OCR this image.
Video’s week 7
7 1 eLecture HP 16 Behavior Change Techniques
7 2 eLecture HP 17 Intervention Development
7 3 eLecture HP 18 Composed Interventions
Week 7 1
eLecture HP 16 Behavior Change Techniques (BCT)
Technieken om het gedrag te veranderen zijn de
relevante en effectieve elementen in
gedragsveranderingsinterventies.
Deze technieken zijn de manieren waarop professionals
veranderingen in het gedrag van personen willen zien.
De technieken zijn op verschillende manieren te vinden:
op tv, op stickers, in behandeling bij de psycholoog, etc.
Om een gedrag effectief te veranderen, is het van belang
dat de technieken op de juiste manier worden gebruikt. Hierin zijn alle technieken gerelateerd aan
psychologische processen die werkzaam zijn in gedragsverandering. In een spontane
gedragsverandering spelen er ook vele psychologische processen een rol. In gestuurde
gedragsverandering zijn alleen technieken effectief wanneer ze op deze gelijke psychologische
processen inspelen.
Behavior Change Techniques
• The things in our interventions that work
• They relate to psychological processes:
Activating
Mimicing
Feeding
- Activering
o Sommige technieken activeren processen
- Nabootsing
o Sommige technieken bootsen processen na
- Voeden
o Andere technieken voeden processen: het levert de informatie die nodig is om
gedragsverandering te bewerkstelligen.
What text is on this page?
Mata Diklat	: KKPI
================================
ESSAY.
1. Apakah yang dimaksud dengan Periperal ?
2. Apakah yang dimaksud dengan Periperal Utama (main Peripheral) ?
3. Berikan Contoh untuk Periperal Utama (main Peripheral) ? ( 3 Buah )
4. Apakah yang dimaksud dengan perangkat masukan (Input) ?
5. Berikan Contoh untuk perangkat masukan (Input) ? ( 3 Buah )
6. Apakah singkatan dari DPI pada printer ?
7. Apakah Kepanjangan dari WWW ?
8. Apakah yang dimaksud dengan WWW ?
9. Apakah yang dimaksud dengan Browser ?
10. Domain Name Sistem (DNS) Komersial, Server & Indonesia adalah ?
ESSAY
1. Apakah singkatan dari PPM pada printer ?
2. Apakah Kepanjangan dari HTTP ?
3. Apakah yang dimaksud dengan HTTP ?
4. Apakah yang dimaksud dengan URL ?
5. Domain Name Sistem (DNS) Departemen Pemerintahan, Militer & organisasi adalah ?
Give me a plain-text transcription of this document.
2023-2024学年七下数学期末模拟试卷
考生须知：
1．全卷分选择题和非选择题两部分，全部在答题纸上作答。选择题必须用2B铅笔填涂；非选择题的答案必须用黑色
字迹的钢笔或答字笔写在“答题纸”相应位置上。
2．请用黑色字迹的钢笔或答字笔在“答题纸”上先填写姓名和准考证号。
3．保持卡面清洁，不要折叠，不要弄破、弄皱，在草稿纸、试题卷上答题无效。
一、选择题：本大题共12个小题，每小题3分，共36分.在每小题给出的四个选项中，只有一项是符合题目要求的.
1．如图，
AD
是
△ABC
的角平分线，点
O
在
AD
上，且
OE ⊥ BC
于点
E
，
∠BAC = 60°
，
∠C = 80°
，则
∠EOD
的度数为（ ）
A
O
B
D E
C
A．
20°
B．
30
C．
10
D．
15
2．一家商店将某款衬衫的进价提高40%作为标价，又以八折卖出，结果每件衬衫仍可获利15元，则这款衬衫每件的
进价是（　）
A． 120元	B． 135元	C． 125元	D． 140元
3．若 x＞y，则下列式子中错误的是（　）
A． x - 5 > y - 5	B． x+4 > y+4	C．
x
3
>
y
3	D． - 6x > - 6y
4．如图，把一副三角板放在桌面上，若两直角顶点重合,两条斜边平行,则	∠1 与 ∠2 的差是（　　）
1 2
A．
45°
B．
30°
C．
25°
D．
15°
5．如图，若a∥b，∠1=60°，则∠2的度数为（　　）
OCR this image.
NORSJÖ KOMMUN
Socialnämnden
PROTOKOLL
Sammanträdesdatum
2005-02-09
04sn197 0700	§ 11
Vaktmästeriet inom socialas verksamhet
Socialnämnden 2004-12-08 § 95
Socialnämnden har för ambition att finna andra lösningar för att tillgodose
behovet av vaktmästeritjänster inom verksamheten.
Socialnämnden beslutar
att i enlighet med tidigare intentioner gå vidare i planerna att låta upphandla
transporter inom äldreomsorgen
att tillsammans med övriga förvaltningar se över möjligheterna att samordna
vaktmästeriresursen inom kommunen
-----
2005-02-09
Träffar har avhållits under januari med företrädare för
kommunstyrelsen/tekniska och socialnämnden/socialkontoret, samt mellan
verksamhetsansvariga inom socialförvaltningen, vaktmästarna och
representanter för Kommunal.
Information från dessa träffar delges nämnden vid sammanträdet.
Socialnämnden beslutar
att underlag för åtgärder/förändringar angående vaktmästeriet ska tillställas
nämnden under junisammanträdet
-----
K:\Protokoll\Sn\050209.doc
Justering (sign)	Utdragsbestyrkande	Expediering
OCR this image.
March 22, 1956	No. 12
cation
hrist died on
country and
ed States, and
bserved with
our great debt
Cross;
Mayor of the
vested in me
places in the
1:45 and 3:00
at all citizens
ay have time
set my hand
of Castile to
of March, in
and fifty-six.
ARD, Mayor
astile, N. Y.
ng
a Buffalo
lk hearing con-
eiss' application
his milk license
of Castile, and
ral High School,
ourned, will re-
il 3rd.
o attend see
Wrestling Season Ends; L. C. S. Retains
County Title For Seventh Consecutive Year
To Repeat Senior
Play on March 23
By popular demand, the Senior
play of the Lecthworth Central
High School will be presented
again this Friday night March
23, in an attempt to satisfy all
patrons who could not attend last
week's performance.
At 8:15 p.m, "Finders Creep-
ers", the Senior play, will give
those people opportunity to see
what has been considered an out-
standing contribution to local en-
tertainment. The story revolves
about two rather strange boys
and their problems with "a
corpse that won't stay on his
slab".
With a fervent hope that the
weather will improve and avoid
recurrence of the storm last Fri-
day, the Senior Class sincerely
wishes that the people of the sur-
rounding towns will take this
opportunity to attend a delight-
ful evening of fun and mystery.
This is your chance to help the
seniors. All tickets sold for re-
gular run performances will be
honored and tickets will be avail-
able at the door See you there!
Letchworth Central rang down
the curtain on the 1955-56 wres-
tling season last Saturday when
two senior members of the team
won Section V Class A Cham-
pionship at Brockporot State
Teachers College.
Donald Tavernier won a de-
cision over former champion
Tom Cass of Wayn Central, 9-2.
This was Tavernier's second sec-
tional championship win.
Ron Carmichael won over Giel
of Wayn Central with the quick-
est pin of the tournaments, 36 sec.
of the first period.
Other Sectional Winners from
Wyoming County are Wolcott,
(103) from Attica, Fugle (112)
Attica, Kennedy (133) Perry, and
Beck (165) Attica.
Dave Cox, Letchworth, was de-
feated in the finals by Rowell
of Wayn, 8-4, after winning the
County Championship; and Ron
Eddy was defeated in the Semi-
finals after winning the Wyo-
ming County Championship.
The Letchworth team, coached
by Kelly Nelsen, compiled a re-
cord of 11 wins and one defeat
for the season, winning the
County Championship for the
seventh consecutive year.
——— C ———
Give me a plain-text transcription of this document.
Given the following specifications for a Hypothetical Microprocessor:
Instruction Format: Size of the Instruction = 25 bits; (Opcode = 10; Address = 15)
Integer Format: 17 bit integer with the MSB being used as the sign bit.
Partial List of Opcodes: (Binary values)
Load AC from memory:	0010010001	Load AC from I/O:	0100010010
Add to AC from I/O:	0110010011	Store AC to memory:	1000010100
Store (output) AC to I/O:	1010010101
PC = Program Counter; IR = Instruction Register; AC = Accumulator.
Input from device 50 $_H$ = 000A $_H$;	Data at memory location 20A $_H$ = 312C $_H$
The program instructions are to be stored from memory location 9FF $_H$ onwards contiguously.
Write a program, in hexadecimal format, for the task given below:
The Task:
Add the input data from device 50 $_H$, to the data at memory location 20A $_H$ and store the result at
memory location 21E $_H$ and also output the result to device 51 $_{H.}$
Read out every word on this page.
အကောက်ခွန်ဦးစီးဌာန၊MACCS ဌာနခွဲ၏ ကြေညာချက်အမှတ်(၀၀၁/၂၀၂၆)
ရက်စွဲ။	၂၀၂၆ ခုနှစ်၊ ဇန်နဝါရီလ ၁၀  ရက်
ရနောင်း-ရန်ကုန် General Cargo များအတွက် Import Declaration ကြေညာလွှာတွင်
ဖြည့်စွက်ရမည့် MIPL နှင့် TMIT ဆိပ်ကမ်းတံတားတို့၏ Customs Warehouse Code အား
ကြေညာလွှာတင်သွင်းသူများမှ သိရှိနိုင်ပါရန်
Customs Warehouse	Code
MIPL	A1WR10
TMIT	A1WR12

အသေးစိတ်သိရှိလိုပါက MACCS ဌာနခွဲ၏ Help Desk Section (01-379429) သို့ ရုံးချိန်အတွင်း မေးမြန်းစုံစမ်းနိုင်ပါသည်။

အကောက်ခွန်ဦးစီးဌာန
────────
## WHAT IS EXPECTED
Each line in the entries above that includes the string "output" should be extracted.

## EXERCISE ANSWER
Store (output) AC to I/O:	1010010101
memory location 21E $_H$ and also output the result to device 51 $_{H.}$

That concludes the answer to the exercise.